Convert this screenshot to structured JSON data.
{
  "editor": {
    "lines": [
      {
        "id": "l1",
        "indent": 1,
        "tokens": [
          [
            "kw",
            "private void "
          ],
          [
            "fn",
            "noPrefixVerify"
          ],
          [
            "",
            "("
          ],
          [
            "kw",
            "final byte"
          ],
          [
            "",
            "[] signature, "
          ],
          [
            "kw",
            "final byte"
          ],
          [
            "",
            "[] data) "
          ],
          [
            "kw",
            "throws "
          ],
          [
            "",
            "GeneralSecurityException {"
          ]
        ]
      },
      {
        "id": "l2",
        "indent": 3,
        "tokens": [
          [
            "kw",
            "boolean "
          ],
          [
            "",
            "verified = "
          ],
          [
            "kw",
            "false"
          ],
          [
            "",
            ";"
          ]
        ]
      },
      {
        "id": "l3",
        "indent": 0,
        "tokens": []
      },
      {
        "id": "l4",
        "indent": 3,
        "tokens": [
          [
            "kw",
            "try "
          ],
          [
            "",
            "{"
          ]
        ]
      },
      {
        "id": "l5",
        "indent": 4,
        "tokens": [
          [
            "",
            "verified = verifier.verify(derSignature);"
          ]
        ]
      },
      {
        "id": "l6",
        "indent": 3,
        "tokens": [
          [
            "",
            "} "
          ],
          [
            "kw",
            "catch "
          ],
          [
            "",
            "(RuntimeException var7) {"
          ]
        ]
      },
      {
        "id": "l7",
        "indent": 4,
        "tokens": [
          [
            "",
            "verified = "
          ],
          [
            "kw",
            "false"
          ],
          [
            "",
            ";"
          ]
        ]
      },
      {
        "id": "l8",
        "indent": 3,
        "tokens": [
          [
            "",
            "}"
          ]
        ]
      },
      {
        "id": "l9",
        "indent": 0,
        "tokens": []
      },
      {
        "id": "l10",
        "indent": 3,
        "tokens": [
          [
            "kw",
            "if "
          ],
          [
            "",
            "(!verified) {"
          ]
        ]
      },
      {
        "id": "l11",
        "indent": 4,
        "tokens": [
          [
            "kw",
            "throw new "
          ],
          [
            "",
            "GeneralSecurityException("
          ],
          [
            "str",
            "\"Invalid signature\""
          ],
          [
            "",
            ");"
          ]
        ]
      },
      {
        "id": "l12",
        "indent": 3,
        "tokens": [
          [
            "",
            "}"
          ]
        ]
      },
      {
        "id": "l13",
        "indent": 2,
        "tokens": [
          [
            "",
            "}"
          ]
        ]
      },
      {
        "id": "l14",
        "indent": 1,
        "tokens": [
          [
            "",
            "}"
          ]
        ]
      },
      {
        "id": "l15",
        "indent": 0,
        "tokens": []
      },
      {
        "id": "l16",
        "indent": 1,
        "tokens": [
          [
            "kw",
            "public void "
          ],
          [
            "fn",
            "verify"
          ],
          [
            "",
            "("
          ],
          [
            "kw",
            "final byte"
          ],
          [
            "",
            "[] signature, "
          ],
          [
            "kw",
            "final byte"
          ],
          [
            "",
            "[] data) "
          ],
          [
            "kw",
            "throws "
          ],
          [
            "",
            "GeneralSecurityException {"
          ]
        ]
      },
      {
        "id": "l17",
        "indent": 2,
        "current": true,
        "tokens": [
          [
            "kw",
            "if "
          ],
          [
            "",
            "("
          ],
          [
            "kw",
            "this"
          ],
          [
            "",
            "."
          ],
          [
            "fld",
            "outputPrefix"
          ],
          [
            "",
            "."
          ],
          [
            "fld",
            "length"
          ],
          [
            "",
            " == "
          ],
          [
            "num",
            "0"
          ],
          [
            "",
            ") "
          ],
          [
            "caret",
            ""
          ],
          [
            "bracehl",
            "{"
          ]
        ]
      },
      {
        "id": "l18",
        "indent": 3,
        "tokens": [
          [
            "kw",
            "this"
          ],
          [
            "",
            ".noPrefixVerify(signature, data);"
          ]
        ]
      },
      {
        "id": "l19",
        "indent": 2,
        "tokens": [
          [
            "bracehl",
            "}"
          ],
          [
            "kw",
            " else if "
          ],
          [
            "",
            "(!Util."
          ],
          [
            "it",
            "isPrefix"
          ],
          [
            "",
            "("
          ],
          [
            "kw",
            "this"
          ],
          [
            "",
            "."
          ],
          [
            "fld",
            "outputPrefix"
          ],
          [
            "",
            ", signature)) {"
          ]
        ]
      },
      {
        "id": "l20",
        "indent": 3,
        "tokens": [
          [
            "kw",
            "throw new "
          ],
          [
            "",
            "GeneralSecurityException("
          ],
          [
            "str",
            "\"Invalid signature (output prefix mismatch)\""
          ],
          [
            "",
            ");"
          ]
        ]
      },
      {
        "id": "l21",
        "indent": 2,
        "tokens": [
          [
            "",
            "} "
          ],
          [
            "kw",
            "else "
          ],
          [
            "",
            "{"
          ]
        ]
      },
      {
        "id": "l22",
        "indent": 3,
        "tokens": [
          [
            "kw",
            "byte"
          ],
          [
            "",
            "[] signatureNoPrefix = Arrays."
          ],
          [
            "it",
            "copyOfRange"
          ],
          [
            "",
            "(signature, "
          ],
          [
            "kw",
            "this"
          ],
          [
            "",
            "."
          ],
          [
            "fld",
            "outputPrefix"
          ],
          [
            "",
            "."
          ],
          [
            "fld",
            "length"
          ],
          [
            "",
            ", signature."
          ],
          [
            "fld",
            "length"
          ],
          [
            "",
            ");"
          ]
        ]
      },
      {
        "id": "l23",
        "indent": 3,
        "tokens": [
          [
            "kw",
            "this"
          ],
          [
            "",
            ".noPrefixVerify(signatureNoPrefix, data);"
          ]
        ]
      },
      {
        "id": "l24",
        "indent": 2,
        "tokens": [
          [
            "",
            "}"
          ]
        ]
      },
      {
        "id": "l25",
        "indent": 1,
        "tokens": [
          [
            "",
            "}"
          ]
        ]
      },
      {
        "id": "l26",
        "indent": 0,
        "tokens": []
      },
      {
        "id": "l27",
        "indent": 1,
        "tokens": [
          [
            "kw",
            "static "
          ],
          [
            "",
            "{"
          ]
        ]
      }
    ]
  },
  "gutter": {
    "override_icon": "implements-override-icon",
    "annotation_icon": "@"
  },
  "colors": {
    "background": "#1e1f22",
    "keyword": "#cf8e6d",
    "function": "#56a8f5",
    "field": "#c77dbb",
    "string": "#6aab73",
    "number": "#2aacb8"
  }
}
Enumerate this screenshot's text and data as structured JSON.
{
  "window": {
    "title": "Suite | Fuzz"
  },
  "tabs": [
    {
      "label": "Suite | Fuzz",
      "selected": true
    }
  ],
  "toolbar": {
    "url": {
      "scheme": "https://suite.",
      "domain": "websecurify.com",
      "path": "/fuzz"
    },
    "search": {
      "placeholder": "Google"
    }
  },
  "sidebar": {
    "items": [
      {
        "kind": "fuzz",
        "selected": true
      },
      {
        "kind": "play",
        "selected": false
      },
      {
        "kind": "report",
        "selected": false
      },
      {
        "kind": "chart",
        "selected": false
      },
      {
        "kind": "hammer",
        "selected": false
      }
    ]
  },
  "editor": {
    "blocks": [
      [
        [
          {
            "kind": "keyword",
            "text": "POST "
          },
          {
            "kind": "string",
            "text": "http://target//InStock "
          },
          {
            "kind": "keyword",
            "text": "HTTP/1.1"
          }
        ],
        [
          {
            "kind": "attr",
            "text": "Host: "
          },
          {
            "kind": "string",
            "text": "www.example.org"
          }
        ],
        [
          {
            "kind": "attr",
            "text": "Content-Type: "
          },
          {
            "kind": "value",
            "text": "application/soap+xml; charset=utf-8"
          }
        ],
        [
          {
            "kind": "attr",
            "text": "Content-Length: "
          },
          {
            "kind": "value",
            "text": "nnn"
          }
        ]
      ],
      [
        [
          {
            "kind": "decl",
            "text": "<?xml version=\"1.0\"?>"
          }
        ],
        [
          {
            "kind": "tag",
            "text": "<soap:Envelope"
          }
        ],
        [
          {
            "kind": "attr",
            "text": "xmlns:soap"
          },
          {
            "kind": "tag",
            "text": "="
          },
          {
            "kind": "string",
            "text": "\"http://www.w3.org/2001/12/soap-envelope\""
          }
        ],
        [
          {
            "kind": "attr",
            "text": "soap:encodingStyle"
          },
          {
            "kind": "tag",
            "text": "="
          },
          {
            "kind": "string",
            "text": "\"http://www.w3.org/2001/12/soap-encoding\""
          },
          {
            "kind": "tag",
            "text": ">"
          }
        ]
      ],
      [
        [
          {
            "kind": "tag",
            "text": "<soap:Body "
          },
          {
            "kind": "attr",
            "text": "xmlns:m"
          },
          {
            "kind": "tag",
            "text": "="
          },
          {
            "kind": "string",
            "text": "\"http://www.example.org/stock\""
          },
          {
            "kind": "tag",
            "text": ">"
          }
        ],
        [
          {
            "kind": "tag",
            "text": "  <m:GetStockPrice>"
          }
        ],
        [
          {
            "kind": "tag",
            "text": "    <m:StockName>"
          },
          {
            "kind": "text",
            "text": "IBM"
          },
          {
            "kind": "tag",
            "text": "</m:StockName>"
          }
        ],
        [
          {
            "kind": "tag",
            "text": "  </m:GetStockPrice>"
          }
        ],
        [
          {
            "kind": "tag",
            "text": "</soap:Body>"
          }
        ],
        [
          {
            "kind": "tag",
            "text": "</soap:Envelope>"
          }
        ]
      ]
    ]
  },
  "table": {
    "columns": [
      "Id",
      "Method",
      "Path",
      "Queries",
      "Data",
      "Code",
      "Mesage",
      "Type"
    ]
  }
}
_ _ _
#### What you need to do:
Scan the listing above for the word "structured" and copy every line that holds it.

#### Exercise answer:
Convert this screenshot to structured JSON data.
Enumerate this screenshot's text and data as structured JSON.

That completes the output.